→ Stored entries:

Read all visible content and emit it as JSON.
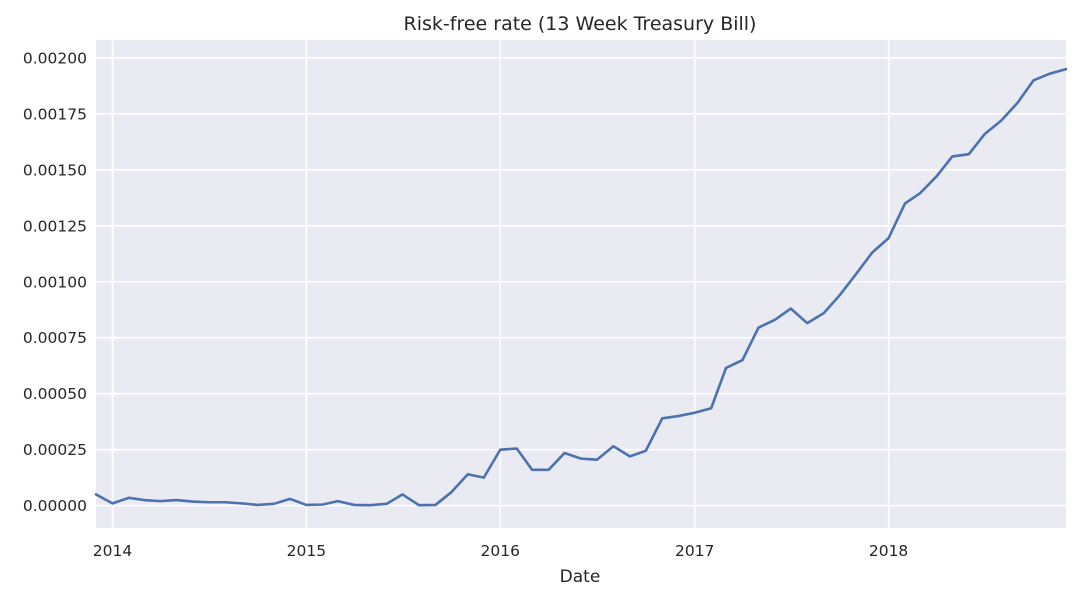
{
  "chart_data": {
    "type": "line",
    "title": "Risk-free rate (13 Week Treasury Bill)",
    "xlabel": "Date",
    "ylabel": "",
    "xlim": [
      "2013-12-01",
      "2018-12-01"
    ],
    "ylim": [
      -0.0001,
      0.00208
    ],
    "x_ticks": [
      {
        "label": "2014",
        "date": "2014-01-01"
      },
      {
        "label": "2015",
        "date": "2015-01-01"
      },
      {
        "label": "2016",
        "date": "2016-01-01"
      },
      {
        "label": "2017",
        "date": "2017-01-01"
      },
      {
        "label": "2018",
        "date": "2018-01-01"
      }
    ],
    "y_ticks": [
      {
        "label": "0.00000",
        "value": 0
      },
      {
        "label": "0.00025",
        "value": 0.00025
      },
      {
        "label": "0.00050",
        "value": 0.0005
      },
      {
        "label": "0.00075",
        "value": 0.00075
      },
      {
        "label": "0.00100",
        "value": 0.001
      },
      {
        "label": "0.00125",
        "value": 0.00125
      },
      {
        "label": "0.00150",
        "value": 0.0015
      },
      {
        "label": "0.00175",
        "value": 0.00175
      },
      {
        "label": "0.00200",
        "value": 0.002
      }
    ],
    "grid": true,
    "background_color": "#eaeaf2",
    "grid_color": "#ffffff",
    "line_color": "#4c72b0",
    "series": [
      {
        "x": [
          "2013-12-01",
          "2014-01-01",
          "2014-02-01",
          "2014-03-01",
          "2014-04-01",
          "2014-05-01",
          "2014-06-01",
          "2014-07-01",
          "2014-08-01",
          "2014-09-01",
          "2014-10-01",
          "2014-11-01",
          "2014-12-01",
          "2015-01-01",
          "2015-02-01",
          "2015-03-01",
          "2015-04-01",
          "2015-05-01",
          "2015-06-01",
          "2015-07-01",
          "2015-08-01",
          "2015-09-01",
          "2015-10-01",
          "2015-11-01",
          "2015-12-01",
          "2016-01-01",
          "2016-02-01",
          "2016-03-01",
          "2016-04-01",
          "2016-05-01",
          "2016-06-01",
          "2016-07-01",
          "2016-08-01",
          "2016-09-01",
          "2016-10-01",
          "2016-11-01",
          "2016-12-01",
          "2017-01-01",
          "2017-02-01",
          "2017-03-01",
          "2017-04-01",
          "2017-05-01",
          "2017-06-01",
          "2017-07-01",
          "2017-08-01",
          "2017-09-01",
          "2017-10-01",
          "2017-11-01",
          "2017-12-01",
          "2018-01-01",
          "2018-02-01",
          "2018-03-01",
          "2018-04-01",
          "2018-05-01",
          "2018-06-01",
          "2018-07-01",
          "2018-08-01",
          "2018-09-01",
          "2018-10-01",
          "2018-11-01",
          "2018-12-01"
        ],
        "values": [
          5e-05,
          1e-05,
          3.5e-05,
          2.5e-05,
          2e-05,
          2.5e-05,
          1.8e-05,
          1.5e-05,
          1.5e-05,
          1e-05,
          3e-06,
          8e-06,
          3e-05,
          3e-06,
          5e-06,
          2e-05,
          3e-06,
          2e-06,
          8e-06,
          5e-05,
          2e-06,
          3e-06,
          6e-05,
          0.00014,
          0.000125,
          0.00025,
          0.000255,
          0.00016,
          0.00016,
          0.000235,
          0.00021,
          0.000205,
          0.000265,
          0.00022,
          0.000245,
          0.00039,
          0.0004,
          0.000415,
          0.000435,
          0.000615,
          0.00065,
          0.000795,
          0.00083,
          0.00088,
          0.000815,
          0.00086,
          0.00094,
          0.001035,
          0.00113,
          0.001195,
          0.00135,
          0.001395,
          0.00147,
          0.00156,
          0.00157,
          0.00166,
          0.00172,
          0.0018,
          0.0019,
          0.00193,
          0.00195
        ]
      }
    ]
  }
}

→ DIRECTION:
Reproduce the data verbatim. Do not carry any picture into the copy.

→ FULL RESPONSE:
Read all visible content and emit it as JSON.
{
  "chart_data": {
    "type": "line",
    "title": "Risk-free rate (13 Week Treasury Bill)",
    "xlabel": "Date",
    "ylabel": "",
    "xlim": [
      "2013-12-01",
      "2018-12-01"
    ],
    "ylim": [
      -0.0001,
      0.00208
    ],
    "x_ticks": [
      {
        "label": "2014",
        "date": "2014-01-01"
      },
      {
        "label": "2015",
        "date": "2015-01-01"
      },
      {
        "label": "2016",
        "date": "2016-01-01"
      },
      {
        "label": "2017",
        "date": "2017-01-01"
      },
      {
        "label": "2018",
        "date": "2018-01-01"
      }
    ],
    "y_ticks": [
      {
        "label": "0.00000",
        "value": 0
      },
      {
        "label": "0.00025",
        "value": 0.00025
      },
      {
        "label": "0.00050",
        "value": 0.0005
      },
      {
        "label": "0.00075",
        "value": 0.00075
      },
      {
        "label": "0.00100",
        "value": 0.001
      },
      {
        "label": "0.00125",
        "value": 0.00125
      },
      {
        "label": "0.00150",
        "value": 0.0015
      },
      {
        "label": "0.00175",
        "value": 0.00175
      },
      {
        "label": "0.00200",
        "value": 0.002
      }
    ],
    "grid": true,
    "background_color": "#eaeaf2",
    "grid_color": "#ffffff",
    "line_color": "#4c72b0",
    "series": [
      {
        "x": [
          "2013-12-01",
          "2014-01-01",
          "2014-02-01",
          "2014-03-01",
          "2014-04-01",
          "2014-05-01",
          "2014-06-01",
          "2014-07-01",
          "2014-08-01",
          "2014-09-01",
          "2014-10-01",
          "2014-11-01",
          "2014-12-01",
          "2015-01-01",
          "2015-02-01",
          "2015-03-01",
          "2015-04-01",
          "2015-05-01",
          "2015-06-01",
          "2015-07-01",
          "2015-08-01",
          "2015-09-01",
          "2015-10-01",
          "2015-11-01",
          "2015-12-01",
          "2016-01-01",
          "2016-02-01",
          "2016-03-01",
          "2016-04-01",
          "2016-05-01",
          "2016-06-01",
          "2016-07-01",
          "2016-08-01",
          "2016-09-01",
          "2016-10-01",
          "2016-11-01",
          "2016-12-01",
          "2017-01-01",
          "2017-02-01",
          "2017-03-01",
          "2017-04-01",
          "2017-05-01",
          "2017-06-01",
          "2017-07-01",
          "2017-08-01",
          "2017-09-01",
          "2017-10-01",
          "2017-11-01",
          "2017-12-01",
          "2018-01-01",
          "2018-02-01",
          "2018-03-01",
          "2018-04-01",
          "2018-05-01",
          "2018-06-01",
          "2018-07-01",
          "2018-08-01",
          "2018-09-01",
          "2018-10-01",
          "2018-11-01",
          "2018-12-01"
        ],
        "values": [
          5e-05,
          1e-05,
          3.5e-05,
          2.5e-05,
          2e-05,
          2.5e-05,
          1.8e-05,
          1.5e-05,
          1.5e-05,
          1e-05,
          3e-06,
          8e-06,
          3e-05,
          3e-06,
          5e-06,
          2e-05,
          3e-06,
          2e-06,
          8e-06,
          5e-05,
          2e-06,
          3e-06,
          6e-05,
          0.00014,
          0.000125,
          0.00025,
          0.000255,
          0.00016,
          0.00016,
          0.000235,
          0.00021,
          0.000205,
          0.000265,
          0.00022,
          0.000245,
          0.00039,
          0.0004,
          0.000415,
          0.000435,
          0.000615,
          0.00065,
          0.000795,
          0.00083,
          0.00088,
          0.000815,
          0.00086,
          0.00094,
          0.001035,
          0.00113,
          0.001195,
          0.00135,
          0.001395,
          0.00147,
          0.00156,
          0.00157,
          0.00166,
          0.00172,
          0.0018,
          0.0019,
          0.00193,
          0.00195
        ]
      }
    ]
  }
}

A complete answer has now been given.